▶ [DATASET CONTENT]
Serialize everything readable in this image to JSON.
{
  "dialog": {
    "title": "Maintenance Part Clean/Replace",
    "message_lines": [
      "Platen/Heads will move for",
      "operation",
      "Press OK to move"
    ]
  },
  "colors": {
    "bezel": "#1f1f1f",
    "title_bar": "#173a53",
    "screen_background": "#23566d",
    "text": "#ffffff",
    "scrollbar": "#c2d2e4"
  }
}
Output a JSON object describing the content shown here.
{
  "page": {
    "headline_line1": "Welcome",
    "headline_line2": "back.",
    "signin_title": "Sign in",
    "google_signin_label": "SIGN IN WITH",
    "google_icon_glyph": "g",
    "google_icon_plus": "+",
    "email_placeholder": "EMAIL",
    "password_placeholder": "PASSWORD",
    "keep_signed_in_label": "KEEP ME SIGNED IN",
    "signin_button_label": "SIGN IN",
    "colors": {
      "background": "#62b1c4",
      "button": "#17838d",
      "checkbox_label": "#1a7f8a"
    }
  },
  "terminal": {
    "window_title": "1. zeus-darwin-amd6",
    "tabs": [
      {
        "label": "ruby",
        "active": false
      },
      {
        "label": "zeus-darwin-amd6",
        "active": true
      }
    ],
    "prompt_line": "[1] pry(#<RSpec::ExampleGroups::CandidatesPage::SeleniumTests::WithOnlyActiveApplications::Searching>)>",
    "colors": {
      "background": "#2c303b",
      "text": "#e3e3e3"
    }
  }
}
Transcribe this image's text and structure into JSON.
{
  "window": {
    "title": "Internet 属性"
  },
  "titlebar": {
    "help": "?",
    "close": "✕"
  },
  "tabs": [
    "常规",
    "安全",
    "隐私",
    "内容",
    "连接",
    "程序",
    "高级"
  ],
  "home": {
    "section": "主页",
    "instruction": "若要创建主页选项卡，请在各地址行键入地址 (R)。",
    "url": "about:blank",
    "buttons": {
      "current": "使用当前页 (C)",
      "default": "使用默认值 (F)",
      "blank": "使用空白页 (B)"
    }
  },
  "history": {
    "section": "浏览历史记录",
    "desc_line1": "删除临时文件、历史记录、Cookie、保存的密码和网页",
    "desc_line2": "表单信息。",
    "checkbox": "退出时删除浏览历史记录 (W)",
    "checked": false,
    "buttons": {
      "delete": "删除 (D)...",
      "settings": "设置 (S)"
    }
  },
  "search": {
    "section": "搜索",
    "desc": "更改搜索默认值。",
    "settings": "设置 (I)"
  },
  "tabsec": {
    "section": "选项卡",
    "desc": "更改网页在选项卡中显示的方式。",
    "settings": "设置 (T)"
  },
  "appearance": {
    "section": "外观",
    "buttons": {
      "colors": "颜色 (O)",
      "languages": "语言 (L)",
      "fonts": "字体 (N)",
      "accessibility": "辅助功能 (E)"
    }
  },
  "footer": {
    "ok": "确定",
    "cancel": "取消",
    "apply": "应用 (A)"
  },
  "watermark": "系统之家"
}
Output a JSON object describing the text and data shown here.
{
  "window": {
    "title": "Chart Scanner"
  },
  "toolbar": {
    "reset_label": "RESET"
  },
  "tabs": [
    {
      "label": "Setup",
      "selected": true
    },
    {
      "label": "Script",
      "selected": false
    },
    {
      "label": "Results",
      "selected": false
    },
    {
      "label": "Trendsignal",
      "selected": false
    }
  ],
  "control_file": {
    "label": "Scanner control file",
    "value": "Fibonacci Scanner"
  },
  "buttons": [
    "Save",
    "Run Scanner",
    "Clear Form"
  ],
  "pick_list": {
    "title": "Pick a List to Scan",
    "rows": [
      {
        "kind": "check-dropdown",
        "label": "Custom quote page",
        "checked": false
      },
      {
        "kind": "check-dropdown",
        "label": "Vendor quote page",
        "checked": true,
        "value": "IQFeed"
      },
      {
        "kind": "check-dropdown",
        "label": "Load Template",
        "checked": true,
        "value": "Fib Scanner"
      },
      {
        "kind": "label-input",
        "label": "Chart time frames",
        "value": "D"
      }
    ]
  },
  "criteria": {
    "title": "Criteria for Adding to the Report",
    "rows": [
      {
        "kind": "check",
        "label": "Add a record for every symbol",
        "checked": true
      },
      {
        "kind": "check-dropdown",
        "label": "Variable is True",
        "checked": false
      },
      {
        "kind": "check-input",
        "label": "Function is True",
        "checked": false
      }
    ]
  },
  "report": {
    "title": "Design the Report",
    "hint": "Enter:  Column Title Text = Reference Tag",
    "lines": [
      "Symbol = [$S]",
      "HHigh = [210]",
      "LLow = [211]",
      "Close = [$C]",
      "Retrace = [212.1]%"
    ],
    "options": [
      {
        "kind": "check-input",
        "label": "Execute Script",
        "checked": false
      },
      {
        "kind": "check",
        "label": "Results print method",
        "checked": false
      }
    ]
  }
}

▶ [WHAT YOU WILL DO] Go through the listing above line by line and say how many lines hold the word "move". Reply with that number only.

▶ [FINISHED TASK] 2